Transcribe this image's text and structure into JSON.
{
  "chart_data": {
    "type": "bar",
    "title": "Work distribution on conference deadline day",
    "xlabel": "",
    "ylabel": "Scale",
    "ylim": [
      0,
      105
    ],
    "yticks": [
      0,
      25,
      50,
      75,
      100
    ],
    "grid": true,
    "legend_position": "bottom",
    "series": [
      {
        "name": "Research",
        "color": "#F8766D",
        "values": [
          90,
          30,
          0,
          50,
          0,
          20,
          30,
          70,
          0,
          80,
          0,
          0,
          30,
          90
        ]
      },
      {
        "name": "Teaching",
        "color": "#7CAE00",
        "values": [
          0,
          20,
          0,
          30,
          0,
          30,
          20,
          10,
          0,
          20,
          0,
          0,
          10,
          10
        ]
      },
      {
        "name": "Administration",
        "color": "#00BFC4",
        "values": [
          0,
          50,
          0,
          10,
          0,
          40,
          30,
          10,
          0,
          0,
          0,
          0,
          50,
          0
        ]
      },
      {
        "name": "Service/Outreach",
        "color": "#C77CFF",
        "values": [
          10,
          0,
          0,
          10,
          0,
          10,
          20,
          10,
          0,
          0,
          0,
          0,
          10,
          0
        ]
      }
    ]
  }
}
* * *
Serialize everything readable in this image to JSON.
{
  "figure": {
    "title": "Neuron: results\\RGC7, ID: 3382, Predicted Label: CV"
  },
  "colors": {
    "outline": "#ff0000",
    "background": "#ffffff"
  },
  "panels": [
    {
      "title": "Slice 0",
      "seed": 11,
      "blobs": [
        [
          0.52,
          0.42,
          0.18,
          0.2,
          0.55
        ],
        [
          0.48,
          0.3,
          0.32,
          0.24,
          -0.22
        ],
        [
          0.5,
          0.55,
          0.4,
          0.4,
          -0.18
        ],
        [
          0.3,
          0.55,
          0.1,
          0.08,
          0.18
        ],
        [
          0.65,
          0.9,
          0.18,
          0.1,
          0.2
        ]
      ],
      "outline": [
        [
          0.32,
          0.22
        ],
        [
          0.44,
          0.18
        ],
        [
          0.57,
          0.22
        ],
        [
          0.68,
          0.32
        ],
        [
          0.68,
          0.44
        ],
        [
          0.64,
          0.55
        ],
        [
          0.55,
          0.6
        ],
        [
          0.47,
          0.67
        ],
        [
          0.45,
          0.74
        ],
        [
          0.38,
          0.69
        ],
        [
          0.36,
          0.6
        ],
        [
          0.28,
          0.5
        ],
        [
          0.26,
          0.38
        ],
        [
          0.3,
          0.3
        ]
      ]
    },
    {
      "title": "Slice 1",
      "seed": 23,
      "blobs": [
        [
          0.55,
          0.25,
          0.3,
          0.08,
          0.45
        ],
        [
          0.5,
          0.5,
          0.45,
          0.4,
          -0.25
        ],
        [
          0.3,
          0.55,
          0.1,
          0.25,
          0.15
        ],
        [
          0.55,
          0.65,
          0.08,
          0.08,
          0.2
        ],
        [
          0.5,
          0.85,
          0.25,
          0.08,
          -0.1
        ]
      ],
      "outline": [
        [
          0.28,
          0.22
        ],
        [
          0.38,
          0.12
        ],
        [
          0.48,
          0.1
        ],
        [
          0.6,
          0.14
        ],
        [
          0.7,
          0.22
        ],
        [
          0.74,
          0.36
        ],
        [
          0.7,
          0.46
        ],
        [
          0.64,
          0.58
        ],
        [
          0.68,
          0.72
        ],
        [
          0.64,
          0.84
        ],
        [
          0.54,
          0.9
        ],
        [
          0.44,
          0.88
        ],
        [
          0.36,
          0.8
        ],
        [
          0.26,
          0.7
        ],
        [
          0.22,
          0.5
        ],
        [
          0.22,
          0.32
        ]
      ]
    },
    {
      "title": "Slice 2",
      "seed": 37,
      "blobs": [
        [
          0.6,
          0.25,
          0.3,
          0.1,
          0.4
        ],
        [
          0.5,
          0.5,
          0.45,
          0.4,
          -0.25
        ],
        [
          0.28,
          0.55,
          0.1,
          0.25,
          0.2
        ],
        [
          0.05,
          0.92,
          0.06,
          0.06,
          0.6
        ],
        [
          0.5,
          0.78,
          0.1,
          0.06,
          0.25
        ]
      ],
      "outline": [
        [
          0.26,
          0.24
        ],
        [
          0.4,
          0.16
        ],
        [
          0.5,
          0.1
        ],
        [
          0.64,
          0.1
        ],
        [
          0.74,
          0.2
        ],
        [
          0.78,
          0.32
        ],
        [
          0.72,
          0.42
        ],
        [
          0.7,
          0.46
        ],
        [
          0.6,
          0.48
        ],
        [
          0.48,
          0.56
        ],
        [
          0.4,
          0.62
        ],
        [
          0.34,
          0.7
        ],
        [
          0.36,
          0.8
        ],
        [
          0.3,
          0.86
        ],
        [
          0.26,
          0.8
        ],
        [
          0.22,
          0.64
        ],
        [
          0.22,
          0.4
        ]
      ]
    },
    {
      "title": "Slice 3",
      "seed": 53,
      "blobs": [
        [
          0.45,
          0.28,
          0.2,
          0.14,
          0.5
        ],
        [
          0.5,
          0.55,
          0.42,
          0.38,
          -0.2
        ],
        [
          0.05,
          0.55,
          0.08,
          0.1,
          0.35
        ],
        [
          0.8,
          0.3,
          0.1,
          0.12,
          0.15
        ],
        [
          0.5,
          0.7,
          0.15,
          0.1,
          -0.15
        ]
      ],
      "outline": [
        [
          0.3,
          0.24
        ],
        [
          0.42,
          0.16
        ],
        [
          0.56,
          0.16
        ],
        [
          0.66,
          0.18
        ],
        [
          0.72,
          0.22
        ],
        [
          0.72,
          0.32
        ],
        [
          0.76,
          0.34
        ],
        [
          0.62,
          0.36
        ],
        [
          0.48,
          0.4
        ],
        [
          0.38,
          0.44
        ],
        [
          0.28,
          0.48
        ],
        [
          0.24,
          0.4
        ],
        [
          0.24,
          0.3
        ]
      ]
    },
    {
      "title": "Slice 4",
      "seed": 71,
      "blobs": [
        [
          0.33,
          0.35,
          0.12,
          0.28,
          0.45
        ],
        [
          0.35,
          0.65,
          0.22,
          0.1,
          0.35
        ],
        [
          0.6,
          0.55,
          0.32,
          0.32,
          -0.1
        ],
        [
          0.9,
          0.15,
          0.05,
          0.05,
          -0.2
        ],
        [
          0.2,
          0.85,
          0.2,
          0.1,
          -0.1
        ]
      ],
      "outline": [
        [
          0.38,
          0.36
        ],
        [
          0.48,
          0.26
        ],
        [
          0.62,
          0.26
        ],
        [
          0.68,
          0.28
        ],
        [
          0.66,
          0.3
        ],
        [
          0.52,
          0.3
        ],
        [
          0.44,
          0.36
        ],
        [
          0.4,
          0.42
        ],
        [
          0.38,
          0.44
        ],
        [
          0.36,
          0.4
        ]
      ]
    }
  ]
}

__DIRECTIVE__: Check each line above for the string "name" and show the ones that have it.

__TASK RESPONSE__:
        "name": "Research",
        "name": "Teaching",
        "name": "Administration",
        "name": "Service/Outreach",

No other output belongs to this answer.